::: Document text :::
8.31.2008

More than anything


Something About Us - Daft Punk


It might not be the right time
I might not be the right one
But there's something about us I want to say
Cause there's something between us anyway

I might not be the right one
It might not be the right time
But there's something about us I've got to do
Some kind of secret I will share with you

I need you more than anything in my life
I want you more than anything in my life
I'll miss you more than anyone in my life
I love you more than anyone in my life

8.30.2008

*Wriggles in shell*

I'm at the point where I know I should stop poking around all those sensitive spots in my heart/ego/etc (after pressing months of vulnerablility/humbling experiences?/oh, reality) and get back out there, smiling. I have to leave them sores alone, stop covering them up so that they can heal properly.

When I went through that mess and all my failures were steadily being brought to light, I made "growing up and doing it right" such a mission that I left little room for anything else. I tackled my worst traits head on -- dismantling them, absorbing them, predicting their futures in order to adjust to the present. I put up a wall in defense to brace for new losses and needless to say, I lost a lot of friends during this time. All for the better, I need to be alone to do this right, I told myself.

My best friend, I'm sorry to admit, played a supporting role in this project of mine. I requested that she be the good friend I deserve and lay my flaws out flat for me to work off of. It was something she had a keen sense for, and she did so with accurate precision. I compare it to winning a complex video game solely on cheat codes, playing just to win but winning on advice. I was cheating, instead of learning. I was doing it for the trophy without ever learning the skill.
:::
**Exercise requirements:** Edit the blog post's passage that begins at the words "I'm at the point" and stops after "can heal properly.", replacing "sores" with "wounds".
::: Information supplied :::
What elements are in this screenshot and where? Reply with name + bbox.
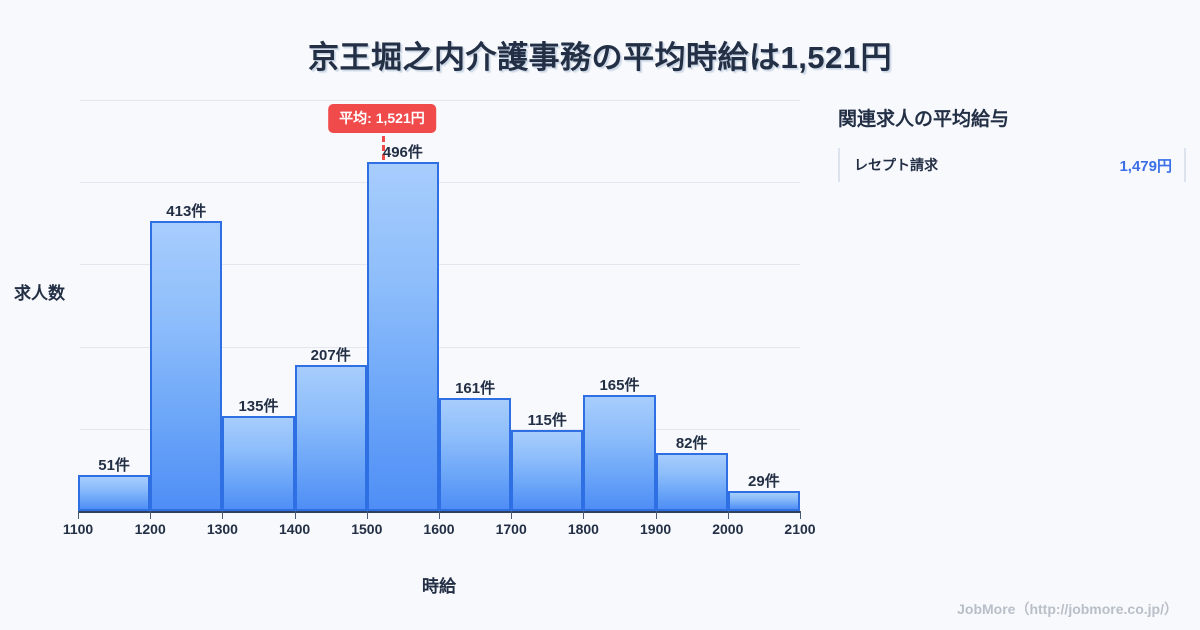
:::
**Exercise response:**
I'm at the point where I know I should stop poking around all those sensitive spots in my heart/ego/etc (after pressing months of vulnerablility/humbling experiences?/oh, reality) and get back out there, smiling. I have to leave them wounds alone, stop covering them up so that they can heal properly.